START Data supplied

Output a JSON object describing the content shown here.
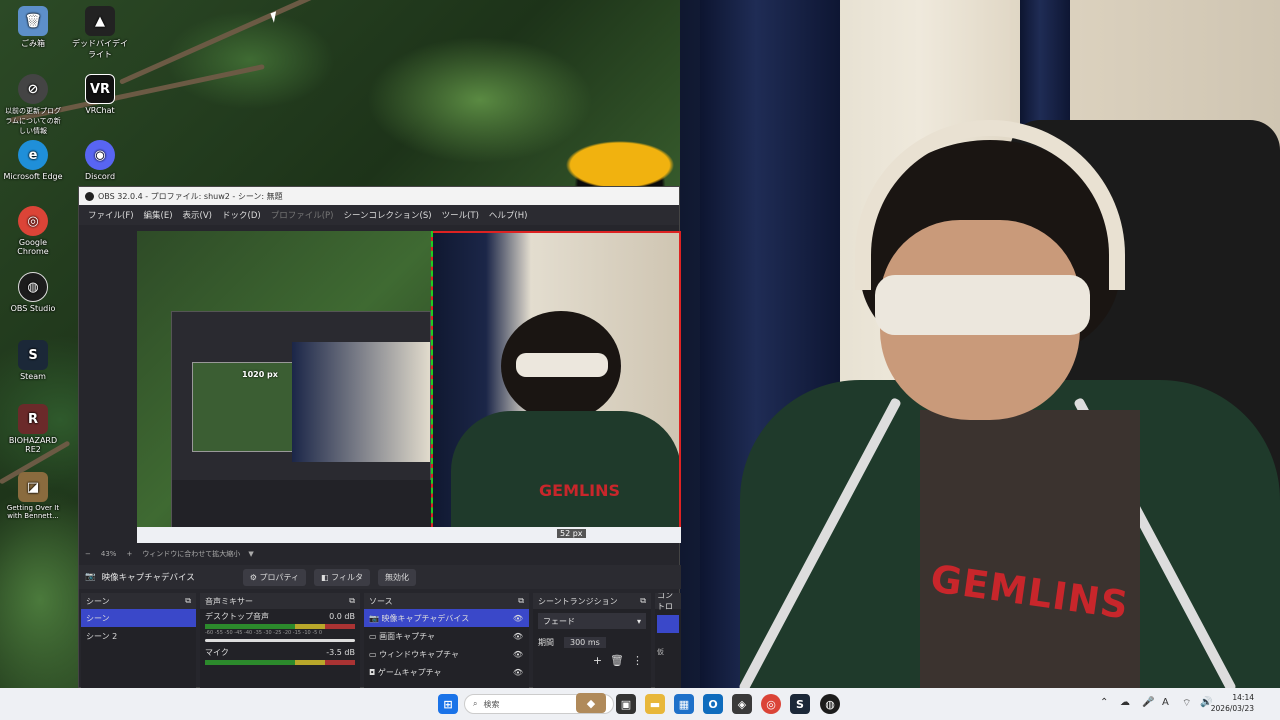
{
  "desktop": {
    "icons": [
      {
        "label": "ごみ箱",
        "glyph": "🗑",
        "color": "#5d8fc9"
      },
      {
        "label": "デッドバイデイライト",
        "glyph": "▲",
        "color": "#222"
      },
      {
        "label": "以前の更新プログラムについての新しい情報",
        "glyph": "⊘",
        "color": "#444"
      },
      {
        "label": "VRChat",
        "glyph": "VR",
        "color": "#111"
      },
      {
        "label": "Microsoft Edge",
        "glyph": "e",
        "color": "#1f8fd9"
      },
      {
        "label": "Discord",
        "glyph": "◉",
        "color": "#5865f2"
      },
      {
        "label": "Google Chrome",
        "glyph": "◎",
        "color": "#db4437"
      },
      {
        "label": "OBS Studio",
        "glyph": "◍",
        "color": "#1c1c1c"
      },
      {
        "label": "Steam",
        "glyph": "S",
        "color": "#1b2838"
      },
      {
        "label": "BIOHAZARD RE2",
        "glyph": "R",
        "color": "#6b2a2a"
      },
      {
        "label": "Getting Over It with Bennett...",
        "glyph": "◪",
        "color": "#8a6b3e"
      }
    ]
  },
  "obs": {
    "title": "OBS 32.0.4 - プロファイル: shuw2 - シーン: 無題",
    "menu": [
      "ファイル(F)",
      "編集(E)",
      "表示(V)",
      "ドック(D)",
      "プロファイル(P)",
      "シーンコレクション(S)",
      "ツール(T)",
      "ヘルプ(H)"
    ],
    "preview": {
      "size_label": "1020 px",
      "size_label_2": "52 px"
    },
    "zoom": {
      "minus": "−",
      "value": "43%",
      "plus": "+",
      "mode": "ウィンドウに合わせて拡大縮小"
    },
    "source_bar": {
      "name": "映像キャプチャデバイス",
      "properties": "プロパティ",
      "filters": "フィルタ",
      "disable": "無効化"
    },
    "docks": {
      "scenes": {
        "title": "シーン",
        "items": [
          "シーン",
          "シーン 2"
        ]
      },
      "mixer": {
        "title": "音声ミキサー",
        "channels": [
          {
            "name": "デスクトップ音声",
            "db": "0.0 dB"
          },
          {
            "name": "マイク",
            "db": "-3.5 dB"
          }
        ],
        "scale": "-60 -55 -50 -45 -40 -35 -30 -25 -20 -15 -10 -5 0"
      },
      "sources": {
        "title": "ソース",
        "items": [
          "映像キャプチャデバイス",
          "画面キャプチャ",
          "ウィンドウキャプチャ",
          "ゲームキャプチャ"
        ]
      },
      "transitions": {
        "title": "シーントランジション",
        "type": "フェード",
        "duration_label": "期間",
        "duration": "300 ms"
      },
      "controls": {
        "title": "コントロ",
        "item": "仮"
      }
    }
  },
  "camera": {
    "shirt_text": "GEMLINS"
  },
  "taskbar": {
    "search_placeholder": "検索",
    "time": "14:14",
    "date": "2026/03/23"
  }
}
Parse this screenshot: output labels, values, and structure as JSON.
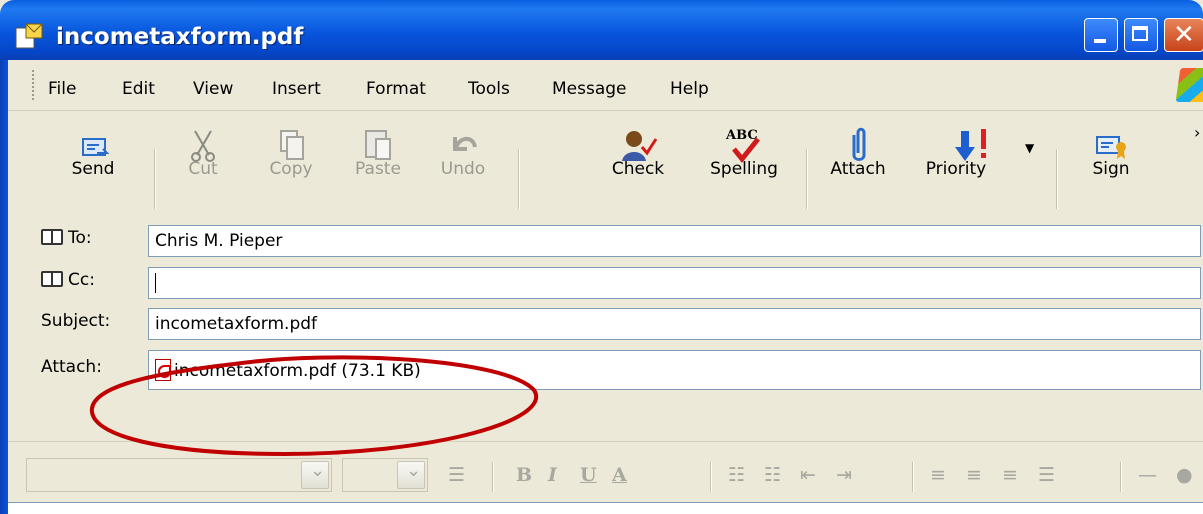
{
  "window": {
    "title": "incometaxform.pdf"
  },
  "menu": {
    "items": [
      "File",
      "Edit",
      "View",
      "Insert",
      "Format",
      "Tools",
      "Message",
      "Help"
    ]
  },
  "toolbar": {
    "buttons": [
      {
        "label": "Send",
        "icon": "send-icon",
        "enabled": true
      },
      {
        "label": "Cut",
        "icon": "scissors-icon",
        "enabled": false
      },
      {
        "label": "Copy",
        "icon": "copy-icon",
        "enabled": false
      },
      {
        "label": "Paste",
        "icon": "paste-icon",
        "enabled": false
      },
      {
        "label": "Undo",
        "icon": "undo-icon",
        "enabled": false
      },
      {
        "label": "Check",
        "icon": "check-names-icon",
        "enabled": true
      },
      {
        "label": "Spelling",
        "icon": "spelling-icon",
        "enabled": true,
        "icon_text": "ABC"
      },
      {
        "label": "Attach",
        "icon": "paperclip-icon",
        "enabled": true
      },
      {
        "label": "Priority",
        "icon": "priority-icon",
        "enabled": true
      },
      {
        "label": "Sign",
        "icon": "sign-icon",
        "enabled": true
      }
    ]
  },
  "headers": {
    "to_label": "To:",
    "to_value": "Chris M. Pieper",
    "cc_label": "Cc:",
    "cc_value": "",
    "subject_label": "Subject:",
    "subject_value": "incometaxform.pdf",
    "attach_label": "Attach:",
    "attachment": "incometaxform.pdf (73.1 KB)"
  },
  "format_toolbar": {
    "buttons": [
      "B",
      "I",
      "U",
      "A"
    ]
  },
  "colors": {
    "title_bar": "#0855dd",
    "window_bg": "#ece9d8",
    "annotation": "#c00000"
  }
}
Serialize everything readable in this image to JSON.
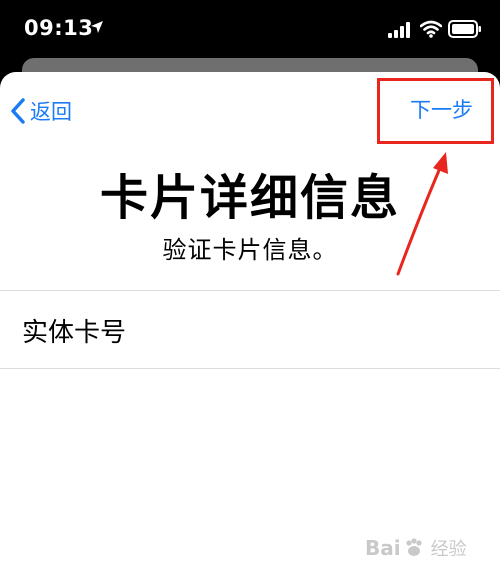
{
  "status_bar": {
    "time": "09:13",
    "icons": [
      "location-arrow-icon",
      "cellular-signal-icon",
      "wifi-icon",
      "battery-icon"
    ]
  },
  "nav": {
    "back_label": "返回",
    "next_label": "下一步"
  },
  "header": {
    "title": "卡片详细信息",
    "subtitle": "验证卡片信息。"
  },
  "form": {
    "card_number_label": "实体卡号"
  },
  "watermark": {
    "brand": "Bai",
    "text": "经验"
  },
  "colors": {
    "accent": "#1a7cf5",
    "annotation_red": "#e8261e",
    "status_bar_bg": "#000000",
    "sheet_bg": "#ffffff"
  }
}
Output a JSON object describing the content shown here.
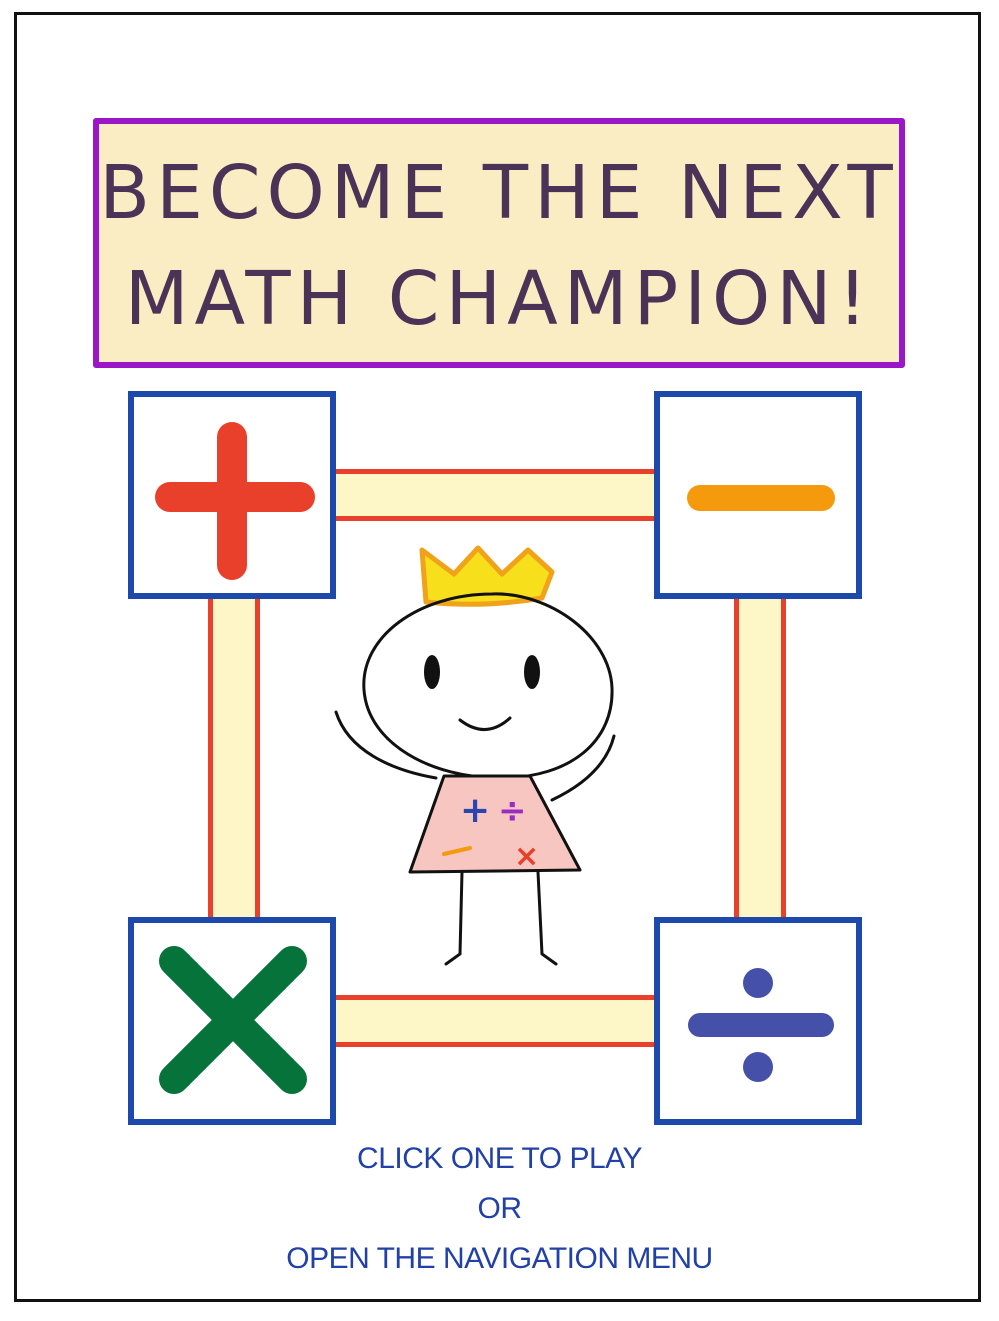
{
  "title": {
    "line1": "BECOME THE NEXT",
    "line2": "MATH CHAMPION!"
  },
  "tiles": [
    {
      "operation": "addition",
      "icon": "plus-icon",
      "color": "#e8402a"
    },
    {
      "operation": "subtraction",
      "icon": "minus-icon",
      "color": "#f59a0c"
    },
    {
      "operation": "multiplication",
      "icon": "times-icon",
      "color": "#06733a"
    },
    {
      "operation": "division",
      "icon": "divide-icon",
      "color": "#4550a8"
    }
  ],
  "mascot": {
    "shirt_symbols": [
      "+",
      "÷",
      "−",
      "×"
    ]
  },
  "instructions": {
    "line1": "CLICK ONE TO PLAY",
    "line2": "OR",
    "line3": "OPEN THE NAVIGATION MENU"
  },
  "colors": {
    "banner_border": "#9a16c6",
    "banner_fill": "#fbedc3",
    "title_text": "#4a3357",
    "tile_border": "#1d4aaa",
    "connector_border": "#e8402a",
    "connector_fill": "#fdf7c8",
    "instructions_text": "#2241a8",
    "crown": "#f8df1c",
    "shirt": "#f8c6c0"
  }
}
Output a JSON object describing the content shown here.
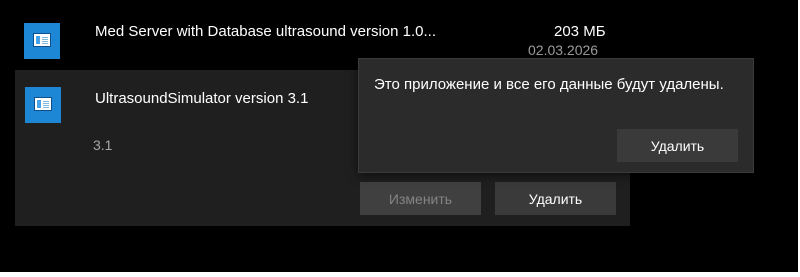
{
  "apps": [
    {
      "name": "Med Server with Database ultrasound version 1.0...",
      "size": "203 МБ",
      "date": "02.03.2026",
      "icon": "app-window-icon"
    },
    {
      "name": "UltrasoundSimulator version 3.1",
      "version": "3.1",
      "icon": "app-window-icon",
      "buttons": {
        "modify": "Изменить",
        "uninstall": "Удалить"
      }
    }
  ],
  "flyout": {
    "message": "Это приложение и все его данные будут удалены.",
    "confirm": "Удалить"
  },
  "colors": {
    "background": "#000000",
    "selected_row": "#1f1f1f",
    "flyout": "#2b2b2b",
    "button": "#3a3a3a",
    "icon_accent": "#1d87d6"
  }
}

END Data supplied

§ **Required work**: Gather up every line from the listing above in which the word "Удалить" occurs.

§ **Answer for this exercise**:
        "uninstall": "Удалить"
    "confirm": "Удалить"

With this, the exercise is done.